§ PROBLEM REQUIREMENTS
Search the data for the string "xlabel" and gather each line it is in.

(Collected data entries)
-------

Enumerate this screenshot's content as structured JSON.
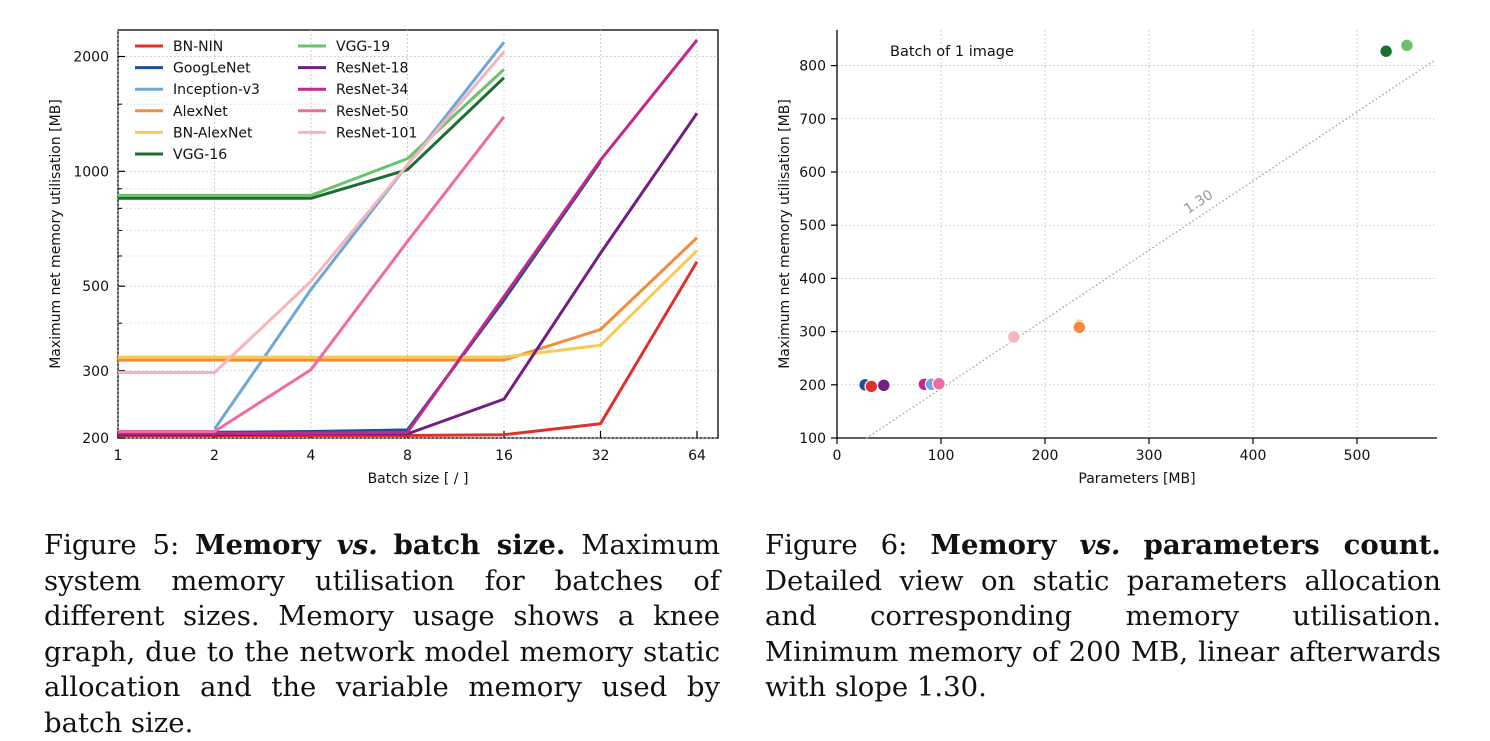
{
  "chart_data": [
    {
      "type": "line",
      "xlabel": "Batch size [ / ]",
      "ylabel": "Maximum net memory utilisation [MB]",
      "x": [
        1,
        2,
        4,
        8,
        16,
        32,
        64
      ],
      "x_scale": "log2",
      "y_scale": "log",
      "xticks": [
        "1",
        "2",
        "4",
        "8",
        "16",
        "32",
        "64"
      ],
      "yticks": [
        200,
        300,
        500,
        1000,
        2000
      ],
      "ylim": [
        200,
        2250
      ],
      "grid": true,
      "legend_position": "top-left",
      "series": [
        {
          "name": "BN-NIN",
          "color": "#e0302a",
          "values": [
            203,
            203,
            203,
            203,
            204,
            218,
            580
          ]
        },
        {
          "name": "GoogLeNet",
          "color": "#1f4e9a",
          "values": [
            206,
            207,
            208,
            210,
            460,
            1060,
            null
          ]
        },
        {
          "name": "Inception-v3",
          "color": "#6fa8d6",
          "values": [
            null,
            211,
            490,
            1040,
            2180,
            null,
            null
          ]
        },
        {
          "name": "AlexNet",
          "color": "#f28c3c",
          "values": [
            320,
            320,
            320,
            320,
            320,
            385,
            670
          ]
        },
        {
          "name": "BN-AlexNet",
          "color": "#f6cb55",
          "values": [
            326,
            326,
            326,
            326,
            326,
            350,
            620
          ]
        },
        {
          "name": "VGG-16",
          "color": "#1a6e31",
          "values": [
            850,
            850,
            850,
            1010,
            1760,
            null,
            null
          ]
        },
        {
          "name": "VGG-19",
          "color": "#6ac26b",
          "values": [
            865,
            865,
            865,
            1080,
            1850,
            null,
            null
          ]
        },
        {
          "name": "ResNet-18",
          "color": "#721f81",
          "values": [
            204,
            204,
            205,
            205,
            253,
            610,
            1420
          ]
        },
        {
          "name": "ResNet-34",
          "color": "#c2298b",
          "values": [
            206,
            206,
            206,
            207,
            470,
            1070,
            2210
          ]
        },
        {
          "name": "ResNet-50",
          "color": "#ee6ba4",
          "values": [
            208,
            208,
            302,
            655,
            1390,
            null,
            null
          ]
        },
        {
          "name": "ResNet-101",
          "color": "#f6b4bc",
          "values": [
            297,
            297,
            515,
            1040,
            2060,
            null,
            null
          ]
        }
      ]
    },
    {
      "type": "scatter",
      "title": "Batch of 1 image",
      "xlabel": "Parameters [MB]",
      "ylabel": "Maximum net memory utilisation [MB]",
      "xlim": [
        0,
        575
      ],
      "ylim": [
        100,
        875
      ],
      "xticks": [
        0,
        100,
        200,
        300,
        400,
        500
      ],
      "yticks": [
        100,
        200,
        300,
        400,
        500,
        600,
        700,
        800
      ],
      "grid": true,
      "fit_line": {
        "slope": 1.3,
        "label": "1.30",
        "x_range": [
          28,
          575
        ],
        "intercept_at_x0": 63
      },
      "points": [
        {
          "name": "GoogLeNet",
          "x": 27,
          "y": 200,
          "color": "#1f4e9a"
        },
        {
          "name": "BN-NIN",
          "x": 33,
          "y": 197,
          "color": "#e0302a"
        },
        {
          "name": "ResNet-18",
          "x": 45,
          "y": 199,
          "color": "#721f81"
        },
        {
          "name": "ResNet-34",
          "x": 84,
          "y": 201,
          "color": "#c2298b"
        },
        {
          "name": "Inception-v3",
          "x": 91,
          "y": 201,
          "color": "#6fa8d6"
        },
        {
          "name": "ResNet-50",
          "x": 98,
          "y": 202,
          "color": "#ee6ba4"
        },
        {
          "name": "ResNet-101",
          "x": 170,
          "y": 290,
          "color": "#f6b4bc"
        },
        {
          "name": "BN-AlexNet",
          "x": 233,
          "y": 312,
          "color": "#f6cb55"
        },
        {
          "name": "AlexNet",
          "x": 233,
          "y": 308,
          "color": "#f28c3c"
        },
        {
          "name": "VGG-16",
          "x": 528,
          "y": 827,
          "color": "#1a6e31"
        },
        {
          "name": "VGG-19",
          "x": 548,
          "y": 838,
          "color": "#6ac26b"
        }
      ]
    }
  ],
  "captions": {
    "fig5": {
      "label": "Figure 5:",
      "bold_a": "Memory",
      "vs": "vs.",
      "bold_b": "batch size.",
      "body": "Maximum system memory utilisation for batches of different sizes. Memory usage shows a knee graph, due to the network model memory static allocation and the variable memory used by batch size."
    },
    "fig6": {
      "label": "Figure 6:",
      "bold_a": "Memory",
      "vs": "vs.",
      "bold_b": "parameters count.",
      "body": "Detailed view on static parameters allocation and corresponding memory utilisation. Minimum memory of 200 MB, linear afterwards with slope 1.30."
    }
  }
}
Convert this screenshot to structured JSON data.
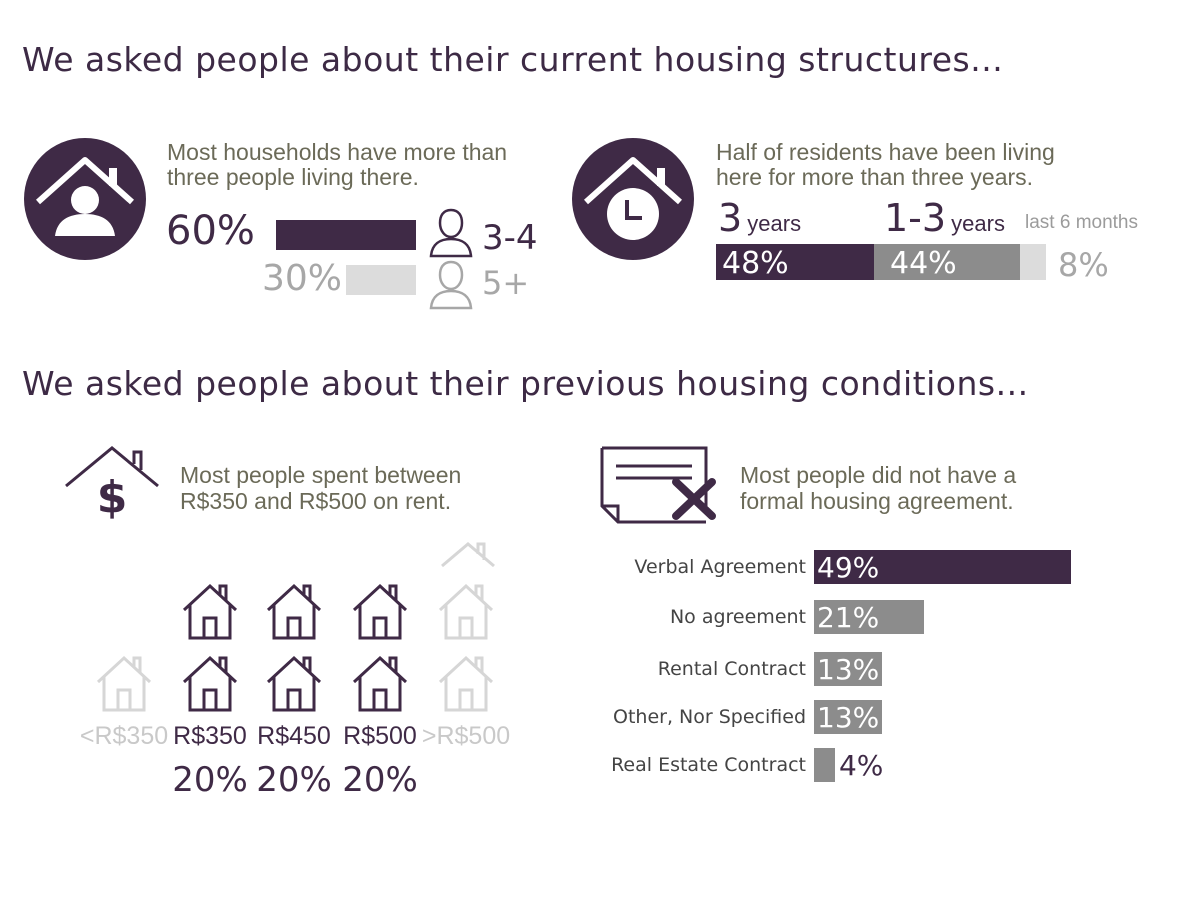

-------

§ OUTPUT OF THE TASK
      "xlabel": "Batch size [ / ]",
      "xlabel": "Parameters [MB]",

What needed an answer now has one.